Data entries for graphics:

## Begin

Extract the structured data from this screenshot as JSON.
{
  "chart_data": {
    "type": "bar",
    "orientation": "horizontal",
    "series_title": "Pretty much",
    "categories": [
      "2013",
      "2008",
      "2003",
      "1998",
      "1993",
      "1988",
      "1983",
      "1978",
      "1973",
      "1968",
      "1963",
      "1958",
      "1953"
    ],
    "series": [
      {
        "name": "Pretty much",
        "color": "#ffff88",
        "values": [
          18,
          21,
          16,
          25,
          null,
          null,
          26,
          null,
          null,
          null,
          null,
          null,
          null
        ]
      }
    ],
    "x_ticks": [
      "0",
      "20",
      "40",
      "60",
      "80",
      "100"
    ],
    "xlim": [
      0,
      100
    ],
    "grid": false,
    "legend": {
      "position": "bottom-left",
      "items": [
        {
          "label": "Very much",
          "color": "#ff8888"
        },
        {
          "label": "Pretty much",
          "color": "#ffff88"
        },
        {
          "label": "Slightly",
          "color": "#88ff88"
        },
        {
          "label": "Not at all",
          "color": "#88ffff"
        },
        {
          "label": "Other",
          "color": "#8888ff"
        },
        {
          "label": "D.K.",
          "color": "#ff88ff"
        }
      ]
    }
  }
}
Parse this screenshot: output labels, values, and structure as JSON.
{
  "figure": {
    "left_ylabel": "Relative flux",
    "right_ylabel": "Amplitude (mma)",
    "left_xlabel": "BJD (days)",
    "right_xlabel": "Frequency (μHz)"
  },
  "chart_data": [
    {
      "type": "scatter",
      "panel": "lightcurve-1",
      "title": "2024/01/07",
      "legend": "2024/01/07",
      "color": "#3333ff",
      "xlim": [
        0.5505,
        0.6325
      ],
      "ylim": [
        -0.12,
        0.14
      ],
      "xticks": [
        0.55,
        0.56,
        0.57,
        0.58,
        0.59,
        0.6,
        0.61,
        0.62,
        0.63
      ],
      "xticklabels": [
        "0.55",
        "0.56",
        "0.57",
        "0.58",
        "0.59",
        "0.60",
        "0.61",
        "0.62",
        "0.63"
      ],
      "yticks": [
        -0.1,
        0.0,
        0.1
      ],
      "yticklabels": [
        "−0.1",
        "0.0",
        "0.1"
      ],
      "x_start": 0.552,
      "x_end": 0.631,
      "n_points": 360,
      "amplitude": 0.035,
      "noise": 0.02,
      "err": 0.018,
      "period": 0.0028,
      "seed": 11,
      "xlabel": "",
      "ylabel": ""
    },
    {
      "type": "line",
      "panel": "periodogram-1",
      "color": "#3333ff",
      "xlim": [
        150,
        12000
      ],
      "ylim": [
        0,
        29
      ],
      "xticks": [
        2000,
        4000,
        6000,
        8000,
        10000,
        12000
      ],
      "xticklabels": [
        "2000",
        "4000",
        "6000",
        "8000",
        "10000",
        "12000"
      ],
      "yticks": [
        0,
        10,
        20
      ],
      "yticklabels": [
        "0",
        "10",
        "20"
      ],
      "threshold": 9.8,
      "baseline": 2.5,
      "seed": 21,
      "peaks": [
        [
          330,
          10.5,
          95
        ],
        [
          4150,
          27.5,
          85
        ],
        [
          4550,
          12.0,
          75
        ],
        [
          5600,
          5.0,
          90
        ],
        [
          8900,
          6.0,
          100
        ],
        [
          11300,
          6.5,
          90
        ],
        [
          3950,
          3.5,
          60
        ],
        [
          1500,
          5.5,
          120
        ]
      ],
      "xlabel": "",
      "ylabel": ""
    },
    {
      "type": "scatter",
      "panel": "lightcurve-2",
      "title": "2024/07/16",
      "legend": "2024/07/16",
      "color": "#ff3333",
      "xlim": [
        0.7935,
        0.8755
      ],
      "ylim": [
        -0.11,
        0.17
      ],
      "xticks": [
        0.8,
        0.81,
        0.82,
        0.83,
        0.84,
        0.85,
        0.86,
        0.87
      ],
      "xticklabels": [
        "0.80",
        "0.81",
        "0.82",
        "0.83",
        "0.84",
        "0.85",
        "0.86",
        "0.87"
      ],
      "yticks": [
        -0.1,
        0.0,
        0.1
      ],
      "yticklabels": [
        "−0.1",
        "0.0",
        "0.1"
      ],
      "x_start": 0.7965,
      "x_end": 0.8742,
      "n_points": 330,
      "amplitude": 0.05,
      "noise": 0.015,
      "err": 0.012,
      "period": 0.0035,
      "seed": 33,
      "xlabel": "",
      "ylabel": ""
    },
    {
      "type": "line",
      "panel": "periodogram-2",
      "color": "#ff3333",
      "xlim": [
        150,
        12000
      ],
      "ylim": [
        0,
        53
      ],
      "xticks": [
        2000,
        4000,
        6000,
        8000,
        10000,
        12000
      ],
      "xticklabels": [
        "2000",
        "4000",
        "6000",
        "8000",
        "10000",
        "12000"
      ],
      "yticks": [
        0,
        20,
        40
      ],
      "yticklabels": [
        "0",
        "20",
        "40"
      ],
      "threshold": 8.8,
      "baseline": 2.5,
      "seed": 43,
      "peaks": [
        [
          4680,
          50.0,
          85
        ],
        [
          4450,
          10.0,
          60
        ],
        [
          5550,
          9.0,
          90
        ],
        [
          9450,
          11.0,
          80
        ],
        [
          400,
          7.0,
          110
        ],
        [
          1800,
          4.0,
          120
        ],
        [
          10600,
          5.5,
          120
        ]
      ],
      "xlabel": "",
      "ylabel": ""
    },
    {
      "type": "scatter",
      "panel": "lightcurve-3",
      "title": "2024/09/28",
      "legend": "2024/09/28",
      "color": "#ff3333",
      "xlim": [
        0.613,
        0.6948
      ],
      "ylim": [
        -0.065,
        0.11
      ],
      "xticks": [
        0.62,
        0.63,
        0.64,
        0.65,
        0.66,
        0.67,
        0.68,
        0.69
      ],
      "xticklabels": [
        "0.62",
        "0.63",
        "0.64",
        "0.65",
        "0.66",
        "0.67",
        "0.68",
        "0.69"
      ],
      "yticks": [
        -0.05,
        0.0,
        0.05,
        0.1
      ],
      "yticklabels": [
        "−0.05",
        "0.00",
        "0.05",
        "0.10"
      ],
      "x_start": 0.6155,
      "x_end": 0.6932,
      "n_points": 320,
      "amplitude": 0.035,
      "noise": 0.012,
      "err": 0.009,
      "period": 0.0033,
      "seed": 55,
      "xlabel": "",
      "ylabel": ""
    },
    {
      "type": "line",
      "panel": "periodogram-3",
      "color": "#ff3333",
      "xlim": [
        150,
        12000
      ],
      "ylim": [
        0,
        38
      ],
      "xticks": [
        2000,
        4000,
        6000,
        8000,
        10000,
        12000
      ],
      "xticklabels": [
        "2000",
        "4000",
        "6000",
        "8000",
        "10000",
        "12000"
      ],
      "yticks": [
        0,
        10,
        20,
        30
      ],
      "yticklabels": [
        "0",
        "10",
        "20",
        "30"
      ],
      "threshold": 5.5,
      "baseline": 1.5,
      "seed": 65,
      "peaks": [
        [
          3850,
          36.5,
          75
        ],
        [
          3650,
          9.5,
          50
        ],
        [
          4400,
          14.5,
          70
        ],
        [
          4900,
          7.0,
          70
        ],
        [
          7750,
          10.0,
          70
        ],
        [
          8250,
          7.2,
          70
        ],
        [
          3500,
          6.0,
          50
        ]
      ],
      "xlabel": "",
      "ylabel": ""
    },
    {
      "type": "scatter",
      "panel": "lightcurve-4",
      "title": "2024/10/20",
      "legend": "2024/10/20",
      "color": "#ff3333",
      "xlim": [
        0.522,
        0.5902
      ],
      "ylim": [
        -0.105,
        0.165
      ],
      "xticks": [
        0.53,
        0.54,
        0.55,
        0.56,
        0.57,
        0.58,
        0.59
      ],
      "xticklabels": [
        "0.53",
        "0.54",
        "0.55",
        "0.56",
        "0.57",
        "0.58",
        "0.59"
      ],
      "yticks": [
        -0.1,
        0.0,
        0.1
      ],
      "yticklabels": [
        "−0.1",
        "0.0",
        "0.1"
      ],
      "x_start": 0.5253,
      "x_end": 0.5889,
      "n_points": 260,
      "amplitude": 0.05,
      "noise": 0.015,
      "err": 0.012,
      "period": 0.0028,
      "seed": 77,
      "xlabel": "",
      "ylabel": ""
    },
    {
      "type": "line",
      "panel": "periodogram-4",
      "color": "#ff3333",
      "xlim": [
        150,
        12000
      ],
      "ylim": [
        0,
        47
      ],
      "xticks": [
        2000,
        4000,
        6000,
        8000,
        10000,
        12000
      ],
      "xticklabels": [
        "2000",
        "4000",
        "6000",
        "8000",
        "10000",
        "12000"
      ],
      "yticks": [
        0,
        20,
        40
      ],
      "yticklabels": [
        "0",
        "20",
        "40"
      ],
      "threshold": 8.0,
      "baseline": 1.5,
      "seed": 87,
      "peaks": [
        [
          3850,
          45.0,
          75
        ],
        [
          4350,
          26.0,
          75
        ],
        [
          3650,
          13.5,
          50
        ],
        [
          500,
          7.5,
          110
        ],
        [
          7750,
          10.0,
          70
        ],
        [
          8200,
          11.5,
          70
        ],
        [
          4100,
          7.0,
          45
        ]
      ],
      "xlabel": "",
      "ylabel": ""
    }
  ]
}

## End

| Goal of the exercise |
In the entries above, find each line with the string "legend" and copy it.

| Result of the task |
    "legend": {
      "legend": "2024/01/07",
      "legend": "2024/07/16",
      "legend": "2024/09/28",
      "legend": "2024/10/20",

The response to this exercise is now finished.